Extracted material:
*-*-*
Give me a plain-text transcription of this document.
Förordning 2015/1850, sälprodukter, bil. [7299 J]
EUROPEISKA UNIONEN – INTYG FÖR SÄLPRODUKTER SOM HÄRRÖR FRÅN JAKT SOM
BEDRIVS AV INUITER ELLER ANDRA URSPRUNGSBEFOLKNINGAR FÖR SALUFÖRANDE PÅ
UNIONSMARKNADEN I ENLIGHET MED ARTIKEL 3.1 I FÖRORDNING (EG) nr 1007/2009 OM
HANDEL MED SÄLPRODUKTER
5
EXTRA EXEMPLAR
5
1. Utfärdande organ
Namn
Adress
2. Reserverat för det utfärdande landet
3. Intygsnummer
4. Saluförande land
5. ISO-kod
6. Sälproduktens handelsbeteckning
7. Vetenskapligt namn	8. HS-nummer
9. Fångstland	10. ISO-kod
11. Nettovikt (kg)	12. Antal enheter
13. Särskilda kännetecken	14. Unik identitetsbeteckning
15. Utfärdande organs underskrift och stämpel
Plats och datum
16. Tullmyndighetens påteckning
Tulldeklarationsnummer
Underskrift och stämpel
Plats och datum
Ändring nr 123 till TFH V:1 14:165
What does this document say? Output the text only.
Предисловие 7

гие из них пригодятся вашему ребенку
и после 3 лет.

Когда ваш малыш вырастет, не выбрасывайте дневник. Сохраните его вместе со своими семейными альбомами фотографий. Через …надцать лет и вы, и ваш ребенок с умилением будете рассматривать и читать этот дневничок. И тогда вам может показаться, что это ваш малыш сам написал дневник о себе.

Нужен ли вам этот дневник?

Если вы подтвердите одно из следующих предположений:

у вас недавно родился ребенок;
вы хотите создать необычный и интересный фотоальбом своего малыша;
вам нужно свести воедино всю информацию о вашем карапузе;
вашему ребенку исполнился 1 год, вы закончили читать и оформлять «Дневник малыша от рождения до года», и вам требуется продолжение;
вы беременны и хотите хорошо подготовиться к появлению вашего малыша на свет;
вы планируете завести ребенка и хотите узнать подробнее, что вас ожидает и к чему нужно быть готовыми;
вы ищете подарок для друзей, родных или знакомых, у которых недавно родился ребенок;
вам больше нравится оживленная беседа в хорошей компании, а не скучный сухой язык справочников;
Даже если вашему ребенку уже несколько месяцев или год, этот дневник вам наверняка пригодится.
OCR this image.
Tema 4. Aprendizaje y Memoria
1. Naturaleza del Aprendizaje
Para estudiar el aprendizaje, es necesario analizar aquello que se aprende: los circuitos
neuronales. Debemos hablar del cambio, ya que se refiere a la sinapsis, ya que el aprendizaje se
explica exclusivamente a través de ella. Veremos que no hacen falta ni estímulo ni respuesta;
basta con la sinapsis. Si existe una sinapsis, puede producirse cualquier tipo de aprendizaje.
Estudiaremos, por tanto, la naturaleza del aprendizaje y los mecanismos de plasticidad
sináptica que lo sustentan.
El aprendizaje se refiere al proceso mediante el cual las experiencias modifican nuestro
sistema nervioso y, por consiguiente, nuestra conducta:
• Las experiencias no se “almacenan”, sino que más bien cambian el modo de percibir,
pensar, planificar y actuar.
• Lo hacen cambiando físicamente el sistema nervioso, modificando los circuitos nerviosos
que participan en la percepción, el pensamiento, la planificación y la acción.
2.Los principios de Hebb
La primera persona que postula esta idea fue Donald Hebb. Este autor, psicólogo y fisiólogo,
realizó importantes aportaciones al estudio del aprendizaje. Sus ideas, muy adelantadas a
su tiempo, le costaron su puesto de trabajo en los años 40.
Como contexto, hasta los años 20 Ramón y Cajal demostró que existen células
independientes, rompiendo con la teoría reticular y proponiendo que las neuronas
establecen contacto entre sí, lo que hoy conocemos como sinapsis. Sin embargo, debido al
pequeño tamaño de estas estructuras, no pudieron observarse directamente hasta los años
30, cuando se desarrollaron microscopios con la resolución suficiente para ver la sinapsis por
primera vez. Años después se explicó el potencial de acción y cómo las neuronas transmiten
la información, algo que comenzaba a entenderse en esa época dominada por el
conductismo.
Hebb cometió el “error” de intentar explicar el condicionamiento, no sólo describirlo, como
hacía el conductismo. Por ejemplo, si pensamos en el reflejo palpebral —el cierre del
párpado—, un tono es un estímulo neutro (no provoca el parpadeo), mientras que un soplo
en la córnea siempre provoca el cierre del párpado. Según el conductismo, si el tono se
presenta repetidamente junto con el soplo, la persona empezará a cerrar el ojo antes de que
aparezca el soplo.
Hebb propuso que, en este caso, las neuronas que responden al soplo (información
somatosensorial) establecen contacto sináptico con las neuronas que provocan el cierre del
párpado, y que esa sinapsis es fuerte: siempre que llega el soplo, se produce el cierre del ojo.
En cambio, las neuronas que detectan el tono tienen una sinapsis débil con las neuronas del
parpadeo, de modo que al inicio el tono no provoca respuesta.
*-*-*
Requirement:
Extract every line containing the string "refiere" from the material.

Final result:
neuronales. Debemos hablar del cambio, ya que se refiere a la sinapsis, ya que el aprendizaje se
El aprendizaje se refiere al proceso mediante el cual las experiencias modifican nuestro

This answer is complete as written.